Task goal: Gather each line containing the string "platepar" from these entries.

Provided material:
┏━━

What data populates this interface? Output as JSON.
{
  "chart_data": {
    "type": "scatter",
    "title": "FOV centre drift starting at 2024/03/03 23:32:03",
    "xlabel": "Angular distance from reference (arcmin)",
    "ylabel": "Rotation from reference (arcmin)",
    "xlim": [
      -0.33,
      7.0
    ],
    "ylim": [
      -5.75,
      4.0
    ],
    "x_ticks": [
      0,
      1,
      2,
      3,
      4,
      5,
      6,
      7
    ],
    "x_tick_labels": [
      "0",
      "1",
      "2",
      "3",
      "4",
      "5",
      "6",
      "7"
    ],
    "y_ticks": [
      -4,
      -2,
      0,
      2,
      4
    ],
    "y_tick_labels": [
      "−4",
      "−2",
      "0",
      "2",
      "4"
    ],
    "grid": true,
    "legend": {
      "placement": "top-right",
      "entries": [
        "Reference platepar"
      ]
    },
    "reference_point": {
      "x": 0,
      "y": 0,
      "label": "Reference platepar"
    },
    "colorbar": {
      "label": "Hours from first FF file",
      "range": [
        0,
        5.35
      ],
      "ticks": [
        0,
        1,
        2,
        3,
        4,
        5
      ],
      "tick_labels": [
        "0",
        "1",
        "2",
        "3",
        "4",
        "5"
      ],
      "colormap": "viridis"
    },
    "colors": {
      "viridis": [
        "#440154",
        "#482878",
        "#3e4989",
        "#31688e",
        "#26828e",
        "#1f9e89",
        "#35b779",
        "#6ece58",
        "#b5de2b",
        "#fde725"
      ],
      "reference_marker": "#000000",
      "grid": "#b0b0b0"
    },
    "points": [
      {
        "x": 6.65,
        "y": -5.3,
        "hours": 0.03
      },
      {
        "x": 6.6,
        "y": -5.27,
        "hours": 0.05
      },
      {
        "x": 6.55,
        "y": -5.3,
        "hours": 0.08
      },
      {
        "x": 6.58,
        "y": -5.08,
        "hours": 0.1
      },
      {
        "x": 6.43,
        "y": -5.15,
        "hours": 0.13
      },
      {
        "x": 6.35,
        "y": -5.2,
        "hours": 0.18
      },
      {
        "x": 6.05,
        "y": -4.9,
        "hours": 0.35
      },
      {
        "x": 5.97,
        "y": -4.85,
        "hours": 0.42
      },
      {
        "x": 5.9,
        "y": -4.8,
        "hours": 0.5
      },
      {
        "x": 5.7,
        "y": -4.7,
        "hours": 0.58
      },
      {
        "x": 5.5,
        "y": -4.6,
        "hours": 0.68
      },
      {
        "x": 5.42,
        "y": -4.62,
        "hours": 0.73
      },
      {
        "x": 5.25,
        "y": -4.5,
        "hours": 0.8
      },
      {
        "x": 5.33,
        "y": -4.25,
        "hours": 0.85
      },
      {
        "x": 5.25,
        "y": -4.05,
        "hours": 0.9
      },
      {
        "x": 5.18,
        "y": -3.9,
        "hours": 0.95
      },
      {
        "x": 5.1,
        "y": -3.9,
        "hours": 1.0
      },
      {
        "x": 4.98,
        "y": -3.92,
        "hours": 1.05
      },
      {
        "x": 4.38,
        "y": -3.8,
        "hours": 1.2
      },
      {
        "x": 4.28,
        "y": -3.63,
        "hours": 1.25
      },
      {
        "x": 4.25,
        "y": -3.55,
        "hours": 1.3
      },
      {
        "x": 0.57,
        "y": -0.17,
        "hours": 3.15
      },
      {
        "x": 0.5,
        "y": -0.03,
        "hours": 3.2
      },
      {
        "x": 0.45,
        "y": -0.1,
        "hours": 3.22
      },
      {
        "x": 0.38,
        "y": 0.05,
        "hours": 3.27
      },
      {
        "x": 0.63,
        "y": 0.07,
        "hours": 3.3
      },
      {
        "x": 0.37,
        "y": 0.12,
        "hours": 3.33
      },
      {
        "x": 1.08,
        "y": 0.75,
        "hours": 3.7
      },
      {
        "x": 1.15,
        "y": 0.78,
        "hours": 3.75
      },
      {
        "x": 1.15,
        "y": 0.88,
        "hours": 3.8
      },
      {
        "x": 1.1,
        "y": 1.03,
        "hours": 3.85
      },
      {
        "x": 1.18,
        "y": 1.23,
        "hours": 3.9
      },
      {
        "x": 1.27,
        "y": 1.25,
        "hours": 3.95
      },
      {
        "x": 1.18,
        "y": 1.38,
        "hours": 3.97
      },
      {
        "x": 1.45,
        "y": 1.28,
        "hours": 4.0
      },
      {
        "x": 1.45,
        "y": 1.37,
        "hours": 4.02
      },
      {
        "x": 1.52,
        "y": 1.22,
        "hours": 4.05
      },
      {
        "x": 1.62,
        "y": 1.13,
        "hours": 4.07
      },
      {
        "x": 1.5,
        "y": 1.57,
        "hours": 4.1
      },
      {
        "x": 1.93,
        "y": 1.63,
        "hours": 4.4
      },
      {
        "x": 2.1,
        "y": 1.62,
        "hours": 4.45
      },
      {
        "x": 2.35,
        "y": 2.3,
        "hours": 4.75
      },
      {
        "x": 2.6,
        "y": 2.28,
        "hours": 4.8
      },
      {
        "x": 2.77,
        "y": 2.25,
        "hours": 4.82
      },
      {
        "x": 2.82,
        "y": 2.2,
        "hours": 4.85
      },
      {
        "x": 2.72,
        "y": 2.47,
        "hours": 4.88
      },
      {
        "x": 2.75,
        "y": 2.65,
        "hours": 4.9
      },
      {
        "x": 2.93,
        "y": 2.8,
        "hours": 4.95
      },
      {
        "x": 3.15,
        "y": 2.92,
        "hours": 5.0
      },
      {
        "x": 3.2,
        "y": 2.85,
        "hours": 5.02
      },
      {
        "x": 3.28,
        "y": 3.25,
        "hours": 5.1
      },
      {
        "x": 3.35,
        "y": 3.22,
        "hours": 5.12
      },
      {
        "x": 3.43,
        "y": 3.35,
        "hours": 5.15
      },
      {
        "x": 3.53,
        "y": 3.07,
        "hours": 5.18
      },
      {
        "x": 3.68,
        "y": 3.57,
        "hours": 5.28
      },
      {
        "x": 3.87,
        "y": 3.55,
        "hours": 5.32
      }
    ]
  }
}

┗━━

Solution to the problem:
        "Reference platepar"
      "label": "Reference platepar"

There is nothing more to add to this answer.